JOB —
Type out the data exactly as given. Skip any image.

RECORDS TO USE —
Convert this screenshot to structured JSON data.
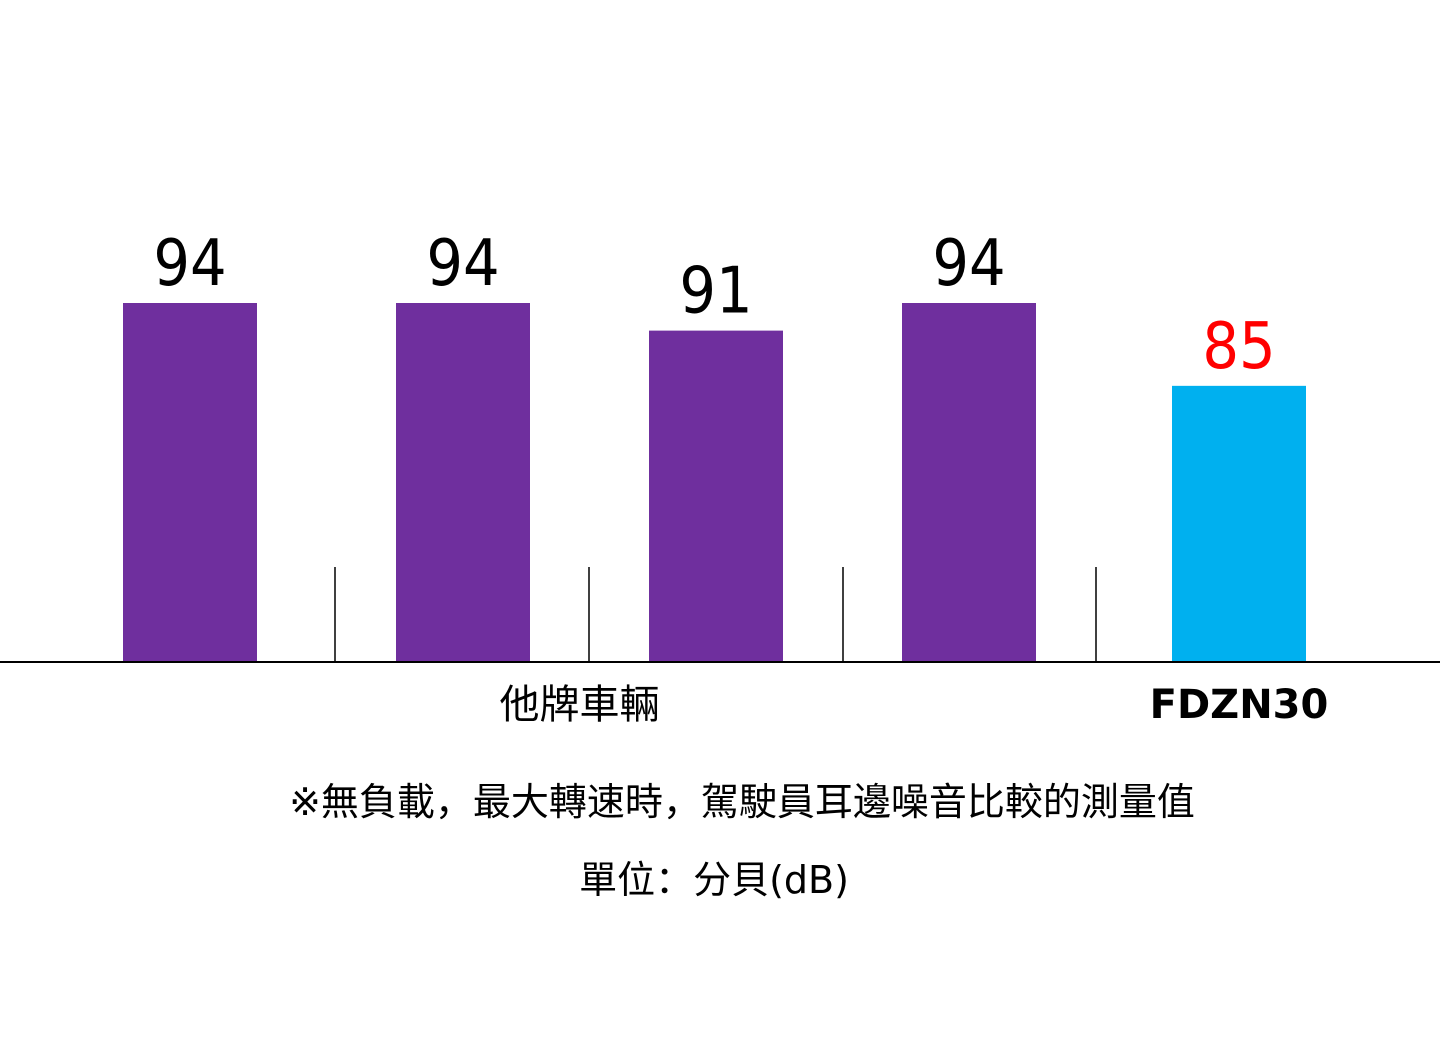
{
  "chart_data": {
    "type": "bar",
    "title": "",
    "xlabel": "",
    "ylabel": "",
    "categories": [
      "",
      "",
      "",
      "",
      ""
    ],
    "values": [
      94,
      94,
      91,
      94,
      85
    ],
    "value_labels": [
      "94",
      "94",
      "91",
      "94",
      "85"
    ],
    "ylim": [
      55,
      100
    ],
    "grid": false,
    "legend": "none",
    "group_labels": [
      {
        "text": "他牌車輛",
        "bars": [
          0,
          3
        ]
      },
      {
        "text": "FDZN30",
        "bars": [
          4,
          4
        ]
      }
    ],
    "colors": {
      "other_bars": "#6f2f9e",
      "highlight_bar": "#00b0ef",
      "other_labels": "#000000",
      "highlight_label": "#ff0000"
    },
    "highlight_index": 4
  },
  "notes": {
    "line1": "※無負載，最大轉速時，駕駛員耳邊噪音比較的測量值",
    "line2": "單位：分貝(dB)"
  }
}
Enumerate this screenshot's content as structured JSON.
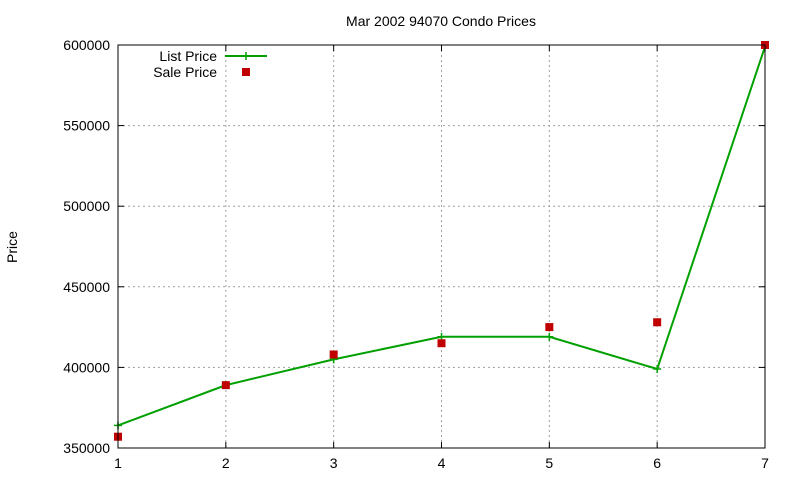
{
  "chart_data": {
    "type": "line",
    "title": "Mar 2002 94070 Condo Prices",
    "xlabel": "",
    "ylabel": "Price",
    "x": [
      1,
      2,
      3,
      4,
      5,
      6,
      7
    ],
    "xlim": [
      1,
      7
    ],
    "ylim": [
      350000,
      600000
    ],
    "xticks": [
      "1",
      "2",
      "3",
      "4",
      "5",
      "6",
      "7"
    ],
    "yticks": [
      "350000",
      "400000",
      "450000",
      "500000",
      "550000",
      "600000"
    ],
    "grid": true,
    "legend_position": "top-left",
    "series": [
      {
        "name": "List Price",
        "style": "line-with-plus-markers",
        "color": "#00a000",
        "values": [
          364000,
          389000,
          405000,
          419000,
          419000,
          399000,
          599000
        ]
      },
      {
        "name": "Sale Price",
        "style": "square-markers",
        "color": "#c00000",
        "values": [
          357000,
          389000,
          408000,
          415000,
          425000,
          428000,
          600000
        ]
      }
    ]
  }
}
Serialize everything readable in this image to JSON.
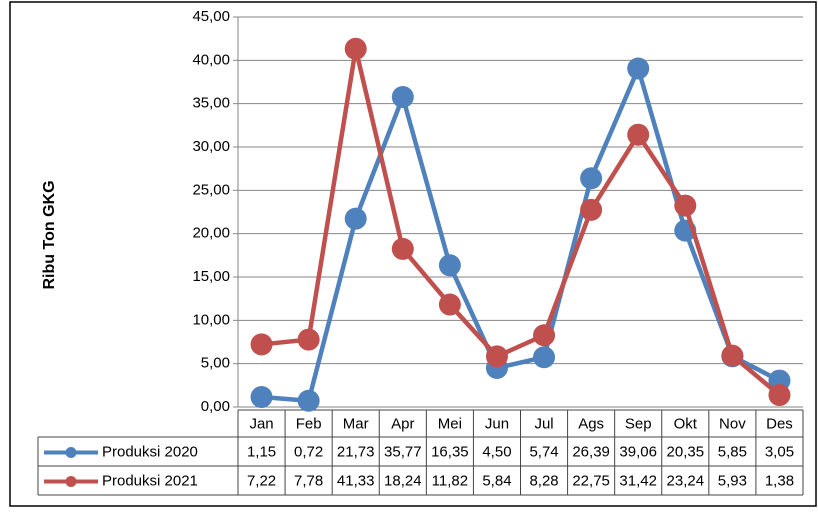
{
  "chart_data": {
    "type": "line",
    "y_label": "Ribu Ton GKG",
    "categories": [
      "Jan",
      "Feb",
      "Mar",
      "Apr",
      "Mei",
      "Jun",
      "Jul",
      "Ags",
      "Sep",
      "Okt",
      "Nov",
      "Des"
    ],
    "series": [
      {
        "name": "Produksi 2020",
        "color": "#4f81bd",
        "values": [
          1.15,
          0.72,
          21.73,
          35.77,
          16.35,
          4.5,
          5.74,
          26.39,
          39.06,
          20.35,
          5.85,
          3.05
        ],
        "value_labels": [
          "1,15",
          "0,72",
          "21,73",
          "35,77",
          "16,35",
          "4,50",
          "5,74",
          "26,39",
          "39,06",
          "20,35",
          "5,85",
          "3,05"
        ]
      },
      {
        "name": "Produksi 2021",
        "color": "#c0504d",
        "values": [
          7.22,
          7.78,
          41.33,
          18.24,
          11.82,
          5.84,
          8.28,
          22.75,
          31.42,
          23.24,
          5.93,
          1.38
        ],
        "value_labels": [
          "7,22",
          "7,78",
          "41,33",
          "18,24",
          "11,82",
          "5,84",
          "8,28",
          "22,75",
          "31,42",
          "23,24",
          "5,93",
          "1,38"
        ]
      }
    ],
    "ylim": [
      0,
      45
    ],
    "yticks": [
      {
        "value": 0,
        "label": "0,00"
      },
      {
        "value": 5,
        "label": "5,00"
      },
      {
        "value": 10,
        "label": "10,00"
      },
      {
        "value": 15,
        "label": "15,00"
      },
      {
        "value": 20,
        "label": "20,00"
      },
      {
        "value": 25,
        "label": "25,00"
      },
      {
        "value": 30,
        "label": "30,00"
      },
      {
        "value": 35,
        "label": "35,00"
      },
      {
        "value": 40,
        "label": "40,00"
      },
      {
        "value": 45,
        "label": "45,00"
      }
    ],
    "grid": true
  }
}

RESPONSE —
Convert this screenshot to structured JSON data.
{
  "chart_data": {
    "type": "bar",
    "title": "",
    "xlabel": "",
    "ylabel": "",
    "categories": [
      "",
      "",
      "",
      "",
      ""
    ],
    "values": [
      94,
      94,
      91,
      94,
      85
    ],
    "value_labels": [
      "94",
      "94",
      "91",
      "94",
      "85"
    ],
    "ylim": [
      55,
      100
    ],
    "grid": false,
    "legend": "none",
    "group_labels": [
      {
        "text": "他牌車輛",
        "bars": [
          0,
          3
        ]
      },
      {
        "text": "FDZN30",
        "bars": [
          4,
          4
        ]
      }
    ],
    "colors": {
      "other_bars": "#6f2f9e",
      "highlight_bar": "#00b0ef",
      "other_labels": "#000000",
      "highlight_label": "#ff0000"
    },
    "highlight_index": 4
  },
  "notes": {
    "line1": "※無負載，最大轉速時，駕駛員耳邊噪音比較的測量值",
    "line2": "單位：分貝(dB)"
  }
}
Enumerate this screenshot's content as structured JSON.
{
  "chart_data": {
    "type": "line",
    "title": "Mar 2002 94070 Condo Prices",
    "xlabel": "",
    "ylabel": "Price",
    "x": [
      1,
      2,
      3,
      4,
      5,
      6,
      7
    ],
    "xlim": [
      1,
      7
    ],
    "ylim": [
      350000,
      600000
    ],
    "xticks": [
      "1",
      "2",
      "3",
      "4",
      "5",
      "6",
      "7"
    ],
    "yticks": [
      "350000",
      "400000",
      "450000",
      "500000",
      "550000",
      "600000"
    ],
    "grid": true,
    "legend_position": "top-left",
    "series": [
      {
        "name": "List Price",
        "style": "line-with-plus-markers",
        "color": "#00a000",
        "values": [
          364000,
          389000,
          405000,
          419000,
          419000,
          399000,
          599000
        ]
      },
      {
        "name": "Sale Price",
        "style": "square-markers",
        "color": "#c00000",
        "values": [
          357000,
          389000,
          408000,
          415000,
          425000,
          428000,
          600000
        ]
      }
    ]
  }
}
Serialize everything readable in this image to JSON.
{
  "chart_data": {
    "type": "line",
    "y_label": "Ribu Ton GKG",
    "categories": [
      "Jan",
      "Feb",
      "Mar",
      "Apr",
      "Mei",
      "Jun",
      "Jul",
      "Ags",
      "Sep",
      "Okt",
      "Nov",
      "Des"
    ],
    "series": [
      {
        "name": "Produksi 2020",
        "color": "#4f81bd",
        "values": [
          1.15,
          0.72,
          21.73,
          35.77,
          16.35,
          4.5,
          5.74,
          26.39,
          39.06,
          20.35,
          5.85,
          3.05
        ],
        "value_labels": [
          "1,15",
          "0,72",
          "21,73",
          "35,77",
          "16,35",
          "4,50",
          "5,74",
          "26,39",
          "39,06",
          "20,35",
          "5,85",
          "3,05"
        ]
      },
      {
        "name": "Produksi 2021",
        "color": "#c0504d",
        "values": [
          7.22,
          7.78,
          41.33,
          18.24,
          11.82,
          5.84,
          8.28,
          22.75,
          31.42,
          23.24,
          5.93,
          1.38
        ],
        "value_labels": [
          "7,22",
          "7,78",
          "41,33",
          "18,24",
          "11,82",
          "5,84",
          "8,28",
          "22,75",
          "31,42",
          "23,24",
          "5,93",
          "1,38"
        ]
      }
    ],
    "ylim": [
      0,
      45
    ],
    "yticks": [
      {
        "value": 0,
        "label": "0,00"
      },
      {
        "value": 5,
        "label": "5,00"
      },
      {
        "value": 10,
        "label": "10,00"
      },
      {
        "value": 15,
        "label": "15,00"
      },
      {
        "value": 20,
        "label": "20,00"
      },
      {
        "value": 25,
        "label": "25,00"
      },
      {
        "value": 30,
        "label": "30,00"
      },
      {
        "value": 35,
        "label": "35,00"
      },
      {
        "value": 40,
        "label": "40,00"
      },
      {
        "value": 45,
        "label": "45,00"
      }
    ],
    "grid": true
  }
}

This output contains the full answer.